> [Exercise]:
The answer must be an exact restatement of all the data.

> [Input for this task]:
++++++++++

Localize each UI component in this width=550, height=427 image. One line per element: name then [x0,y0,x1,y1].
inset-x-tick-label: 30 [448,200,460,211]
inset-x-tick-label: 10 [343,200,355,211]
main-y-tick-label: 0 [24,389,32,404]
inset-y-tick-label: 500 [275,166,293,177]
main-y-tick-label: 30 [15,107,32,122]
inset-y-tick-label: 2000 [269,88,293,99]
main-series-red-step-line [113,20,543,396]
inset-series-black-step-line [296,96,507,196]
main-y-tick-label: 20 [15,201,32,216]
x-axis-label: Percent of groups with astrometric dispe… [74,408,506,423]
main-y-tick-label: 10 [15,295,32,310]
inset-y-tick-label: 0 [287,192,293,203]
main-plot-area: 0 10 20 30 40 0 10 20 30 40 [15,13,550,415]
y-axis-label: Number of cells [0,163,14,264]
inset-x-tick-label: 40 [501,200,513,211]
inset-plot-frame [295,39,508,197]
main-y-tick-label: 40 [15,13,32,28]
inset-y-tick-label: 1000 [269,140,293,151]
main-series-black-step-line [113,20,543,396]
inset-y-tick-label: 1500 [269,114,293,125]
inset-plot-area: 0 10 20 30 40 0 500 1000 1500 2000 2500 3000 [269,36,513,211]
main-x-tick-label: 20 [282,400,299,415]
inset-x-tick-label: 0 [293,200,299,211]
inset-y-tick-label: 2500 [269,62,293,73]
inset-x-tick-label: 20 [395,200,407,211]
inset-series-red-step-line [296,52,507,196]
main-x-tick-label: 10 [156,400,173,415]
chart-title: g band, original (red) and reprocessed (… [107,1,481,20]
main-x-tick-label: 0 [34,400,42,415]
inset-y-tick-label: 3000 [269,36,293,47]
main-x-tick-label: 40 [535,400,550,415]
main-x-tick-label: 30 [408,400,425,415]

++++++++++

> [Reply]:
Localize each UI component in this width=550, height=427 image. One line per element: name then [x0,y0,x1,y1].
inset-x-tick-label: 30 [448,200,460,211]
inset-x-tick-label: 10 [343,200,355,211]
main-y-tick-label: 0 [24,389,32,404]
inset-y-tick-label: 500 [275,166,293,177]
main-y-tick-label: 30 [15,107,32,122]
inset-y-tick-label: 2000 [269,88,293,99]
main-series-red-step-line [113,20,543,396]
inset-series-black-step-line [296,96,507,196]
main-y-tick-label: 20 [15,201,32,216]
x-axis-label: Percent of groups with astrometric dispe… [74,408,506,423]
main-y-tick-label: 10 [15,295,32,310]
inset-y-tick-label: 0 [287,192,293,203]
main-plot-area: 0 10 20 30 40 0 10 20 30 40 [15,13,550,415]
y-axis-label: Number of cells [0,163,14,264]
inset-x-tick-label: 40 [501,200,513,211]
inset-plot-frame [295,39,508,197]
main-y-tick-label: 40 [15,13,32,28]
inset-y-tick-label: 1000 [269,140,293,151]
main-series-black-step-line [113,20,543,396]
inset-y-tick-label: 1500 [269,114,293,125]
inset-plot-area: 0 10 20 30 40 0 500 1000 1500 2000 2500 3000 [269,36,513,211]
main-x-tick-label: 20 [282,400,299,415]
inset-x-tick-label: 0 [293,200,299,211]
inset-y-tick-label: 2500 [269,62,293,73]
inset-x-tick-label: 20 [395,200,407,211]
inset-series-red-step-line [296,52,507,196]
main-x-tick-label: 10 [156,400,173,415]
chart-title: g band, original (red) and reprocessed (… [107,1,481,20]
main-x-tick-label: 0 [34,400,42,415]
inset-y-tick-label: 3000 [269,36,293,47]
main-x-tick-label: 40 [535,400,550,415]
main-x-tick-label: 30 [408,400,425,415]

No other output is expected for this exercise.